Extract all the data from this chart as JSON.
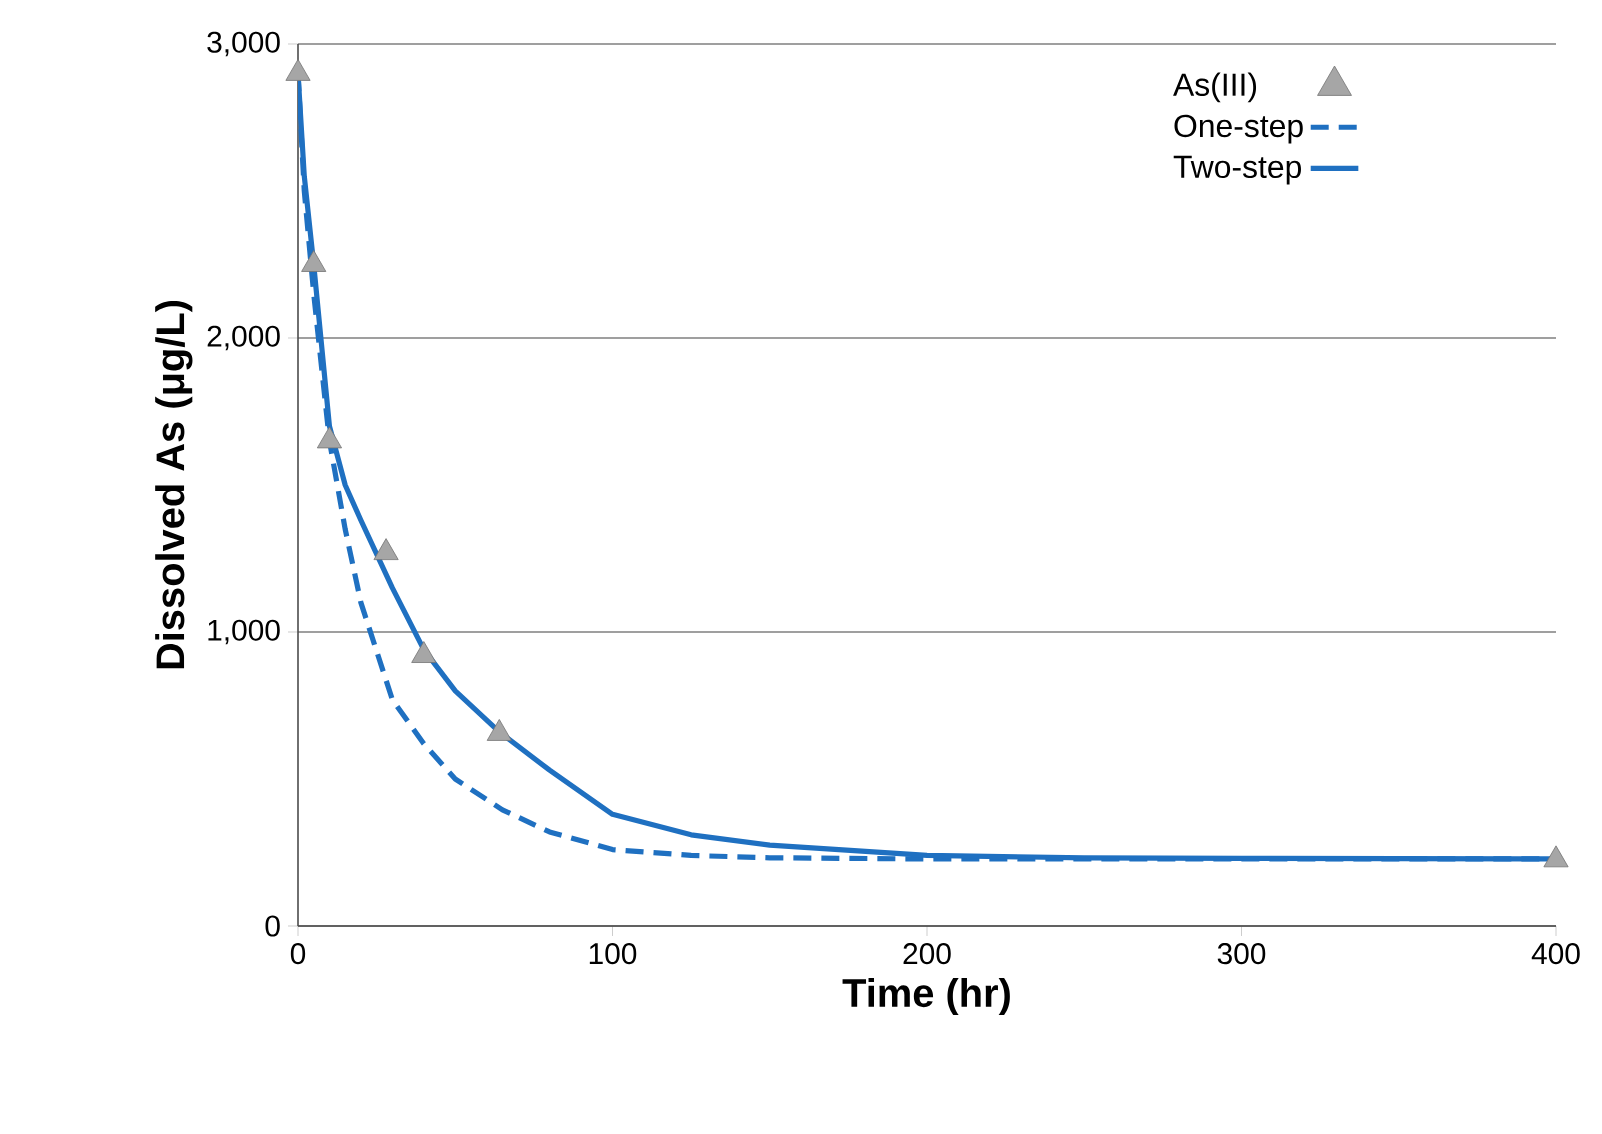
{
  "chart_data": {
    "type": "line",
    "xlabel": "Time (hr)",
    "ylabel": "Dissolved As (μg/L)",
    "xlim": [
      0,
      400
    ],
    "ylim": [
      0,
      3000
    ],
    "xticks": [
      0,
      100,
      200,
      300,
      400
    ],
    "yticks": [
      0,
      {
        "value": 1000,
        "label": "1,000"
      },
      {
        "value": 2000,
        "label": "2,000"
      },
      {
        "value": 3000,
        "label": "3,000"
      }
    ],
    "grid": "y",
    "legend": "top right",
    "series": [
      {
        "name": "As(III)",
        "type": "scatter",
        "marker": "triangle",
        "color": "#a6a6a6",
        "x": [
          0,
          5,
          10,
          28,
          40,
          64,
          400
        ],
        "values": [
          2900,
          2250,
          1650,
          1270,
          920,
          655,
          225
        ]
      },
      {
        "name": "One-step",
        "line_style": "dashed",
        "color": "#1f70c1",
        "x": [
          0,
          2,
          5,
          10,
          15,
          20,
          30,
          40,
          50,
          65,
          80,
          100,
          125,
          150,
          200,
          300,
          400
        ],
        "values": [
          2900,
          2500,
          2150,
          1650,
          1350,
          1100,
          770,
          620,
          500,
          395,
          320,
          260,
          240,
          232,
          228,
          228,
          228
        ]
      },
      {
        "name": "Two-step",
        "line_style": "solid",
        "color": "#1f70c1",
        "x": [
          0,
          2,
          5,
          10,
          15,
          20,
          30,
          40,
          50,
          64,
          80,
          100,
          125,
          150,
          200,
          250,
          300,
          400
        ],
        "values": [
          2900,
          2550,
          2250,
          1700,
          1500,
          1380,
          1150,
          940,
          800,
          660,
          530,
          380,
          310,
          275,
          240,
          232,
          230,
          228
        ]
      }
    ]
  }
}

^^^^

> **Your objective**: Copy the entries exactly. Leave out the images.

> **Result of the exercise**:
Extract all the data from this chart as JSON.
{
  "chart_data": {
    "type": "line",
    "xlabel": "Time (hr)",
    "ylabel": "Dissolved As (μg/L)",
    "xlim": [
      0,
      400
    ],
    "ylim": [
      0,
      3000
    ],
    "xticks": [
      0,
      100,
      200,
      300,
      400
    ],
    "yticks": [
      0,
      {
        "value": 1000,
        "label": "1,000"
      },
      {
        "value": 2000,
        "label": "2,000"
      },
      {
        "value": 3000,
        "label": "3,000"
      }
    ],
    "grid": "y",
    "legend": "top right",
    "series": [
      {
        "name": "As(III)",
        "type": "scatter",
        "marker": "triangle",
        "color": "#a6a6a6",
        "x": [
          0,
          5,
          10,
          28,
          40,
          64,
          400
        ],
        "values": [
          2900,
          2250,
          1650,
          1270,
          920,
          655,
          225
        ]
      },
      {
        "name": "One-step",
        "line_style": "dashed",
        "color": "#1f70c1",
        "x": [
          0,
          2,
          5,
          10,
          15,
          20,
          30,
          40,
          50,
          65,
          80,
          100,
          125,
          150,
          200,
          300,
          400
        ],
        "values": [
          2900,
          2500,
          2150,
          1650,
          1350,
          1100,
          770,
          620,
          500,
          395,
          320,
          260,
          240,
          232,
          228,
          228,
          228
        ]
      },
      {
        "name": "Two-step",
        "line_style": "solid",
        "color": "#1f70c1",
        "x": [
          0,
          2,
          5,
          10,
          15,
          20,
          30,
          40,
          50,
          64,
          80,
          100,
          125,
          150,
          200,
          250,
          300,
          400
        ],
        "values": [
          2900,
          2550,
          2250,
          1700,
          1500,
          1380,
          1150,
          940,
          800,
          660,
          530,
          380,
          310,
          275,
          240,
          232,
          230,
          228
        ]
      }
    ]
  }
}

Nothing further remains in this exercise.